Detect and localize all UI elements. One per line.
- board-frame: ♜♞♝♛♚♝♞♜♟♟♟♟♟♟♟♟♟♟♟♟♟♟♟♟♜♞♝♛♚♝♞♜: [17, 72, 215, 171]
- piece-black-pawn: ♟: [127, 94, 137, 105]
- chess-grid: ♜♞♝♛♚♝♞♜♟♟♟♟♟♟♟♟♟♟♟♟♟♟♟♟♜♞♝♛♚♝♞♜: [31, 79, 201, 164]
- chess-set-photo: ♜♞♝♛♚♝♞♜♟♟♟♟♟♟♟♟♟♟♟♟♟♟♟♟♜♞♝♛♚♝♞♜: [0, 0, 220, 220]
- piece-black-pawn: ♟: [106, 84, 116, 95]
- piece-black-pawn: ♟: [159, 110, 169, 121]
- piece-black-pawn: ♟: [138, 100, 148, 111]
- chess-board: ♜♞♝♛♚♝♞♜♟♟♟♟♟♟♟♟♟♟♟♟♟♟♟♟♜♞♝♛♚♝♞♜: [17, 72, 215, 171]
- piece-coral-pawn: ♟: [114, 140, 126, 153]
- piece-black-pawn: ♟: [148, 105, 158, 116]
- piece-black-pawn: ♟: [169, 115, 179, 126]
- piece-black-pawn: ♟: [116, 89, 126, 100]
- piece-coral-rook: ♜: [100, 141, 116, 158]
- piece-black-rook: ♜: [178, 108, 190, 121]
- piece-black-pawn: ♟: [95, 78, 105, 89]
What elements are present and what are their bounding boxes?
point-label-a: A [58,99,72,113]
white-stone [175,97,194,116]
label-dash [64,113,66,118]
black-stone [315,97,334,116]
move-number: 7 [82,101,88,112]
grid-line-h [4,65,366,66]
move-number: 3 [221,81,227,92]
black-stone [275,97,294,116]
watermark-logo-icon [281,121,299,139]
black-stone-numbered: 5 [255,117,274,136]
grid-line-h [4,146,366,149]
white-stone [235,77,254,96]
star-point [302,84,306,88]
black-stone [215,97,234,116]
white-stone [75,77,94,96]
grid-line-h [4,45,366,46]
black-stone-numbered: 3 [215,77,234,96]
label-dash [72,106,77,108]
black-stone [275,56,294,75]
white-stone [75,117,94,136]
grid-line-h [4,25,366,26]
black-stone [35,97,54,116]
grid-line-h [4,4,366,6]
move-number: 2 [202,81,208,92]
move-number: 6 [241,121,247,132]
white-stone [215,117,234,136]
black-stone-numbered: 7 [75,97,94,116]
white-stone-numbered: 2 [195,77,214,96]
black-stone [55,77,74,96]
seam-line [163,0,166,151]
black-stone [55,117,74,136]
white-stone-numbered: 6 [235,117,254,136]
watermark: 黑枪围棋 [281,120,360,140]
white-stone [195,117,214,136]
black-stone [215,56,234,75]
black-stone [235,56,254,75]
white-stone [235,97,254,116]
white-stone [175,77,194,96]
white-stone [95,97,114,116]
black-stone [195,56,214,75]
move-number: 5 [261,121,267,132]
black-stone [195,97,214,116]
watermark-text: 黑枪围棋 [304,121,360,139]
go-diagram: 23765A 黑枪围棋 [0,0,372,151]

> [What is required] Reproduce the material from its beginning through the line containing "- piece-black-pawn: ♟: [116, 89, 126, 100]", but switch "black" to "ebony" and leave everything else unchanged.

> [Finished answer]
Detect and localize all UI elements. One per line.
- board-frame: ♜♞♝♛♚♝♞♜♟♟♟♟♟♟♟♟♟♟♟♟♟♟♟♟♜♞♝♛♚♝♞♜: [17, 72, 215, 171]
- piece-ebony-pawn: ♟: [127, 94, 137, 105]
- chess-grid: ♜♞♝♛♚♝♞♜♟♟♟♟♟♟♟♟♟♟♟♟♟♟♟♟♜♞♝♛♚♝♞♜: [31, 79, 201, 164]
- chess-set-photo: ♜♞♝♛♚♝♞♜♟♟♟♟♟♟♟♟♟♟♟♟♟♟♟♟♜♞♝♛♚♝♞♜: [0, 0, 220, 220]
- piece-ebony-pawn: ♟: [106, 84, 116, 95]
- piece-ebony-pawn: ♟: [159, 110, 169, 121]
- piece-ebony-pawn: ♟: [138, 100, 148, 111]
- chess-board: ♜♞♝♛♚♝♞♜♟♟♟♟♟♟♟♟♟♟♟♟♟♟♟♟♜♞♝♛♚♝♞♜: [17, 72, 215, 171]
- piece-coral-pawn: ♟: [114, 140, 126, 153]
- piece-ebony-pawn: ♟: [148, 105, 158, 116]
- piece-ebony-pawn: ♟: [169, 115, 179, 126]
- piece-ebony-pawn: ♟: [116, 89, 126, 100]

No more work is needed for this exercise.